What to produce: Could you print all the entries exactly?

Records provided:
__________

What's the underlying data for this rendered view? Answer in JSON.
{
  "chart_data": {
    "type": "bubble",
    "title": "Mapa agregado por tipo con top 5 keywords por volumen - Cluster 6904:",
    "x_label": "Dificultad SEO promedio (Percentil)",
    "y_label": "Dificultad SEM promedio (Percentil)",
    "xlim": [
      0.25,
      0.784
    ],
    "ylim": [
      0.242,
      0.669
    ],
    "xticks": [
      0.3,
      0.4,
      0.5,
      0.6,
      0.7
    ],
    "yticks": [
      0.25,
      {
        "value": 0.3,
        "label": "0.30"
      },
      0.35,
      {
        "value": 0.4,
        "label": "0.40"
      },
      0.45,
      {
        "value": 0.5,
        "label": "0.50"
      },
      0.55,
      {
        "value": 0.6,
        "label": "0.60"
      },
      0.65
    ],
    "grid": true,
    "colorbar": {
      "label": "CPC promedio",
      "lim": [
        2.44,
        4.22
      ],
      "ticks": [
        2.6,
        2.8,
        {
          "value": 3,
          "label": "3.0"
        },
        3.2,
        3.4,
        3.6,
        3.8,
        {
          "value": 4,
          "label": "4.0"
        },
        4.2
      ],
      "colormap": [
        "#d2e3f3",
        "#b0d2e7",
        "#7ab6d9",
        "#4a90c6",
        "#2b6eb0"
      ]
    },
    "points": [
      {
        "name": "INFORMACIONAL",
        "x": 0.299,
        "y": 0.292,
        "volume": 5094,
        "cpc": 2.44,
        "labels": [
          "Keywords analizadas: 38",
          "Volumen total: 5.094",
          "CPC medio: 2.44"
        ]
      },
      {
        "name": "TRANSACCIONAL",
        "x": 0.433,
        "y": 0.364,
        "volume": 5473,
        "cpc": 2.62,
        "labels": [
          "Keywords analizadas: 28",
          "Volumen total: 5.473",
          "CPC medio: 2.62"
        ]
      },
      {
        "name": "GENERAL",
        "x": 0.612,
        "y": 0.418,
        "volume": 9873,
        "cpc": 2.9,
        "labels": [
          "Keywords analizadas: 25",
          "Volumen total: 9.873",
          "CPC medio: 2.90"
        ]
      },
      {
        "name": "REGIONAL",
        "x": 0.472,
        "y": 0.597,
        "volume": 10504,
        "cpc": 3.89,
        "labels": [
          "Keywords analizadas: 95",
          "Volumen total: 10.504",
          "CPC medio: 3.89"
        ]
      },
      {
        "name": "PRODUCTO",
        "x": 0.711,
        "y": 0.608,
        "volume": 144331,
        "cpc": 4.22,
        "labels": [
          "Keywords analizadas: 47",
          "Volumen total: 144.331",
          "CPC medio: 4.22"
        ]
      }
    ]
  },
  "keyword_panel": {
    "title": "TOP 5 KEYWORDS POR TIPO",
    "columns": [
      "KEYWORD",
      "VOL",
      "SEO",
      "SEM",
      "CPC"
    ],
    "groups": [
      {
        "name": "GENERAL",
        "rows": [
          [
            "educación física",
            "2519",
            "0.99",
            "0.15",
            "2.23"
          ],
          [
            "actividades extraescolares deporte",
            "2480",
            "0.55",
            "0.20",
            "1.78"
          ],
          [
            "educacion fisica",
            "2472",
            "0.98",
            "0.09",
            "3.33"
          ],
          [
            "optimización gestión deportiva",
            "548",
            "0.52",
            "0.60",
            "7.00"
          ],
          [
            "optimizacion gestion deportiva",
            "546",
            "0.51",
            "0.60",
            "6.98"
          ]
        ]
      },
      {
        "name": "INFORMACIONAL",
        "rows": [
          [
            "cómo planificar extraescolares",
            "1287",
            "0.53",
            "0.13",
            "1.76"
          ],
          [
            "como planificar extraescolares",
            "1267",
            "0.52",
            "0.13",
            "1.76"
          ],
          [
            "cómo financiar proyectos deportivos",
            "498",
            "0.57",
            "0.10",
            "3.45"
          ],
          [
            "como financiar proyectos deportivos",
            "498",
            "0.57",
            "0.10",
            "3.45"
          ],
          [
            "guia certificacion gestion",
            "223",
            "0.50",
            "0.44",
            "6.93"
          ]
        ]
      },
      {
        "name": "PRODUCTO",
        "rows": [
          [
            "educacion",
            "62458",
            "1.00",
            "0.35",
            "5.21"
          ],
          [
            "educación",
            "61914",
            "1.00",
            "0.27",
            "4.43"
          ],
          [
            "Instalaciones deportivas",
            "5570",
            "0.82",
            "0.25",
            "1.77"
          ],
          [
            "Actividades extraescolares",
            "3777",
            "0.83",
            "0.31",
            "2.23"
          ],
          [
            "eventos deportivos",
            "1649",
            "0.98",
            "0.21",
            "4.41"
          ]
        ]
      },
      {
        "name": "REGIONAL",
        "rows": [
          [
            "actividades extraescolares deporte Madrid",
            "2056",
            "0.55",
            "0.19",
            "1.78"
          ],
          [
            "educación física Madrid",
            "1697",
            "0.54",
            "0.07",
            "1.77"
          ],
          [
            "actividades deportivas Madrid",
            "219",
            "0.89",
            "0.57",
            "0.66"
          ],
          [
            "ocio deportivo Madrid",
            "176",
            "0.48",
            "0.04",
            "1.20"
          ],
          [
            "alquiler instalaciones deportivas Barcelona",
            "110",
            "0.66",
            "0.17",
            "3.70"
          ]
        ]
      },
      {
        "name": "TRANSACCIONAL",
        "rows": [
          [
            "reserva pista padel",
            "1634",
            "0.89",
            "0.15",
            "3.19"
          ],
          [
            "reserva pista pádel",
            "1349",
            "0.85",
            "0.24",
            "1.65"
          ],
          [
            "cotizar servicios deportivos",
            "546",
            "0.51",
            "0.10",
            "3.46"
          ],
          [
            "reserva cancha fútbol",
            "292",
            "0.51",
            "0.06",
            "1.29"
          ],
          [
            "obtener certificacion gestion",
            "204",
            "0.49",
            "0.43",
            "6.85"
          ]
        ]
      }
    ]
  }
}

__________

Solution to this task:
What's the underlying data for this rendered view? Answer in JSON.
{
  "chart_data": {
    "type": "bubble",
    "title": "Mapa agregado por tipo con top 5 keywords por volumen - Cluster 6904:",
    "x_label": "Dificultad SEO promedio (Percentil)",
    "y_label": "Dificultad SEM promedio (Percentil)",
    "xlim": [
      0.25,
      0.784
    ],
    "ylim": [
      0.242,
      0.669
    ],
    "xticks": [
      0.3,
      0.4,
      0.5,
      0.6,
      0.7
    ],
    "yticks": [
      0.25,
      {
        "value": 0.3,
        "label": "0.30"
      },
      0.35,
      {
        "value": 0.4,
        "label": "0.40"
      },
      0.45,
      {
        "value": 0.5,
        "label": "0.50"
      },
      0.55,
      {
        "value": 0.6,
        "label": "0.60"
      },
      0.65
    ],
    "grid": true,
    "colorbar": {
      "label": "CPC promedio",
      "lim": [
        2.44,
        4.22
      ],
      "ticks": [
        2.6,
        2.8,
        {
          "value": 3,
          "label": "3.0"
        },
        3.2,
        3.4,
        3.6,
        3.8,
        {
          "value": 4,
          "label": "4.0"
        },
        4.2
      ],
      "colormap": [
        "#d2e3f3",
        "#b0d2e7",
        "#7ab6d9",
        "#4a90c6",
        "#2b6eb0"
      ]
    },
    "points": [
      {
        "name": "INFORMACIONAL",
        "x": 0.299,
        "y": 0.292,
        "volume": 5094,
        "cpc": 2.44,
        "labels": [
          "Keywords analizadas: 38",
          "Volumen total: 5.094",
          "CPC medio: 2.44"
        ]
      },
      {
        "name": "TRANSACCIONAL",
        "x": 0.433,
        "y": 0.364,
        "volume": 5473,
        "cpc": 2.62,
        "labels": [
          "Keywords analizadas: 28",
          "Volumen total: 5.473",
          "CPC medio: 2.62"
        ]
      },
      {
        "name": "GENERAL",
        "x": 0.612,
        "y": 0.418,
        "volume": 9873,
        "cpc": 2.9,
        "labels": [
          "Keywords analizadas: 25",
          "Volumen total: 9.873",
          "CPC medio: 2.90"
        ]
      },
      {
        "name": "REGIONAL",
        "x": 0.472,
        "y": 0.597,
        "volume": 10504,
        "cpc": 3.89,
        "labels": [
          "Keywords analizadas: 95",
          "Volumen total: 10.504",
          "CPC medio: 3.89"
        ]
      },
      {
        "name": "PRODUCTO",
        "x": 0.711,
        "y": 0.608,
        "volume": 144331,
        "cpc": 4.22,
        "labels": [
          "Keywords analizadas: 47",
          "Volumen total: 144.331",
          "CPC medio: 4.22"
        ]
      }
    ]
  },
  "keyword_panel": {
    "title": "TOP 5 KEYWORDS POR TIPO",
    "columns": [
      "KEYWORD",
      "VOL",
      "SEO",
      "SEM",
      "CPC"
    ],
    "groups": [
      {
        "name": "GENERAL",
        "rows": [
          [
            "educación física",
            "2519",
            "0.99",
            "0.15",
            "2.23"
          ],
          [
            "actividades extraescolares deporte",
            "2480",
            "0.55",
            "0.20",
            "1.78"
          ],
          [
            "educacion fisica",
            "2472",
            "0.98",
            "0.09",
            "3.33"
          ],
          [
            "optimización gestión deportiva",
            "548",
            "0.52",
            "0.60",
            "7.00"
          ],
          [
            "optimizacion gestion deportiva",
            "546",
            "0.51",
            "0.60",
            "6.98"
          ]
        ]
      },
      {
        "name": "INFORMACIONAL",
        "rows": [
          [
            "cómo planificar extraescolares",
            "1287",
            "0.53",
            "0.13",
            "1.76"
          ],
          [
            "como planificar extraescolares",
            "1267",
            "0.52",
            "0.13",
            "1.76"
          ],
          [
            "cómo financiar proyectos deportivos",
            "498",
            "0.57",
            "0.10",
            "3.45"
          ],
          [
            "como financiar proyectos deportivos",
            "498",
            "0.57",
            "0.10",
            "3.45"
          ],
          [
            "guia certificacion gestion",
            "223",
            "0.50",
            "0.44",
            "6.93"
          ]
        ]
      },
      {
        "name": "PRODUCTO",
        "rows": [
          [
            "educacion",
            "62458",
            "1.00",
            "0.35",
            "5.21"
          ],
          [
            "educación",
            "61914",
            "1.00",
            "0.27",
            "4.43"
          ],
          [
            "Instalaciones deportivas",
            "5570",
            "0.82",
            "0.25",
            "1.77"
          ],
          [
            "Actividades extraescolares",
            "3777",
            "0.83",
            "0.31",
            "2.23"
          ],
          [
            "eventos deportivos",
            "1649",
            "0.98",
            "0.21",
            "4.41"
          ]
        ]
      },
      {
        "name": "REGIONAL",
        "rows": [
          [
            "actividades extraescolares deporte Madrid",
            "2056",
            "0.55",
            "0.19",
            "1.78"
          ],
          [
            "educación física Madrid",
            "1697",
            "0.54",
            "0.07",
            "1.77"
          ],
          [
            "actividades deportivas Madrid",
            "219",
            "0.89",
            "0.57",
            "0.66"
          ],
          [
            "ocio deportivo Madrid",
            "176",
            "0.48",
            "0.04",
            "1.20"
          ],
          [
            "alquiler instalaciones deportivas Barcelona",
            "110",
            "0.66",
            "0.17",
            "3.70"
          ]
        ]
      },
      {
        "name": "TRANSACCIONAL",
        "rows": [
          [
            "reserva pista padel",
            "1634",
            "0.89",
            "0.15",
            "3.19"
          ],
          [
            "reserva pista pádel",
            "1349",
            "0.85",
            "0.24",
            "1.65"
          ],
          [
            "cotizar servicios deportivos",
            "546",
            "0.51",
            "0.10",
            "3.46"
          ],
          [
            "reserva cancha fútbol",
            "292",
            "0.51",
            "0.06",
            "1.29"
          ],
          [
            "obtener certificacion gestion",
            "204",
            "0.49",
            "0.43",
            "6.85"
          ]
        ]
      }
    ]
  }
}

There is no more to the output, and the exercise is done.